• **REQUIREMENT**
List each line of the data that holds the word "title".

• **EXERCISE INPUT**
^^^^
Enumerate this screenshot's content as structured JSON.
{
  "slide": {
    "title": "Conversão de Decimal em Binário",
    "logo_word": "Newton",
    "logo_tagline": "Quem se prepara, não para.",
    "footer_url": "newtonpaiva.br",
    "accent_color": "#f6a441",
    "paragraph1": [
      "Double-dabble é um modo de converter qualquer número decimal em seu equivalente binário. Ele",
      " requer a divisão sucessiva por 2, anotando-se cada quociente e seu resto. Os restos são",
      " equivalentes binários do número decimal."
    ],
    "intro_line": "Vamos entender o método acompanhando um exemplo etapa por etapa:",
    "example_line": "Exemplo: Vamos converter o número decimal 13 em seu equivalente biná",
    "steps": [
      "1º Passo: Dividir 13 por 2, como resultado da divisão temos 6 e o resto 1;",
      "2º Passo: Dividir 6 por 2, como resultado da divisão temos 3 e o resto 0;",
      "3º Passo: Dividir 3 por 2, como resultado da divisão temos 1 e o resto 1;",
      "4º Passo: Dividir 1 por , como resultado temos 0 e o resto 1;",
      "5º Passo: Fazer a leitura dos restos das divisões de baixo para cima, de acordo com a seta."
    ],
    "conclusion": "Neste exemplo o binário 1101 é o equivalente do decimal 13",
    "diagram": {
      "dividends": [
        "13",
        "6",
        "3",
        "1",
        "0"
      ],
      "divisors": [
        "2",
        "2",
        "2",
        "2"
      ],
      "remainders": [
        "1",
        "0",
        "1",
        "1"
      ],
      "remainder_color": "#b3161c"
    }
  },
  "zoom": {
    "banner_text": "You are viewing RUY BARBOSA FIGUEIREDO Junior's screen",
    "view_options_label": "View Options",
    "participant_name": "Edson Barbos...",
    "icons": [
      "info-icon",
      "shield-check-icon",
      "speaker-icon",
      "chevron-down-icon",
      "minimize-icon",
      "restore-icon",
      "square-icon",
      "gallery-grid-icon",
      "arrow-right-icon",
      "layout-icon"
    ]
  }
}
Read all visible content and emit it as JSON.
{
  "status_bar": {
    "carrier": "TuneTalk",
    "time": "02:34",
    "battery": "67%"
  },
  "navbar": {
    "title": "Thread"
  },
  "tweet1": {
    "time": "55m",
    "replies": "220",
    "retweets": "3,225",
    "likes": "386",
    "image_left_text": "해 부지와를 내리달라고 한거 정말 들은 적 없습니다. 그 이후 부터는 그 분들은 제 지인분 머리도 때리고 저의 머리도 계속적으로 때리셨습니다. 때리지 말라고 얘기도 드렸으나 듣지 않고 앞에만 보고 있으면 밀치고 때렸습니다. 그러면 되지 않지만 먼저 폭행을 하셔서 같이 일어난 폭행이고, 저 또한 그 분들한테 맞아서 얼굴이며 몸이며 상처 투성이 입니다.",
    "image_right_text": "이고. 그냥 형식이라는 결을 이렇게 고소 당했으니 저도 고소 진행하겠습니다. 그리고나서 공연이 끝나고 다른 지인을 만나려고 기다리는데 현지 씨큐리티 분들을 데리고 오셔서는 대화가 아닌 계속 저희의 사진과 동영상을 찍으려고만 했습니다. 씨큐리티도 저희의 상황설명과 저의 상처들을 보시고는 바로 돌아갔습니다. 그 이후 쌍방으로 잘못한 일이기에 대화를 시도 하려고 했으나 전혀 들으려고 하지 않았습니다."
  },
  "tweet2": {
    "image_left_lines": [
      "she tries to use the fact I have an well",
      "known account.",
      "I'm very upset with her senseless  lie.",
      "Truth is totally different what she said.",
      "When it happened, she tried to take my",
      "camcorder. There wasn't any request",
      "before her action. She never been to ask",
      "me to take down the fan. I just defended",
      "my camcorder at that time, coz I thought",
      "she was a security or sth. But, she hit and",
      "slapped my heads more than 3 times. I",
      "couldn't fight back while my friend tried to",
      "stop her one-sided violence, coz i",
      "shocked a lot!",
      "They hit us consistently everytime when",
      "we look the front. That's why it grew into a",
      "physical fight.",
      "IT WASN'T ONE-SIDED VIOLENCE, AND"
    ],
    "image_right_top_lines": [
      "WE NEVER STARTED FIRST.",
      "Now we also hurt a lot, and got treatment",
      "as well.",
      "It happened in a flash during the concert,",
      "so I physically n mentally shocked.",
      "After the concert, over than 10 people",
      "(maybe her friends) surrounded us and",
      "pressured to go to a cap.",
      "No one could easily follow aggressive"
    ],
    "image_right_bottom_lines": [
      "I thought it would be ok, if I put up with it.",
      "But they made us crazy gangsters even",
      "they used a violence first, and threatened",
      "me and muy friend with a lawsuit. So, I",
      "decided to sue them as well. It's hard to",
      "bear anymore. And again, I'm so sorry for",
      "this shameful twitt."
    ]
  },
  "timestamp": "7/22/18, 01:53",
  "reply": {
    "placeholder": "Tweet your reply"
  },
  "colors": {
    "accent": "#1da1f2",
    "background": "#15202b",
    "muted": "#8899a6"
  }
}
^^^^
• **FULL OUTPUT**
    "title": "Conversão de Decimal em Binário",
    "title": "Thread"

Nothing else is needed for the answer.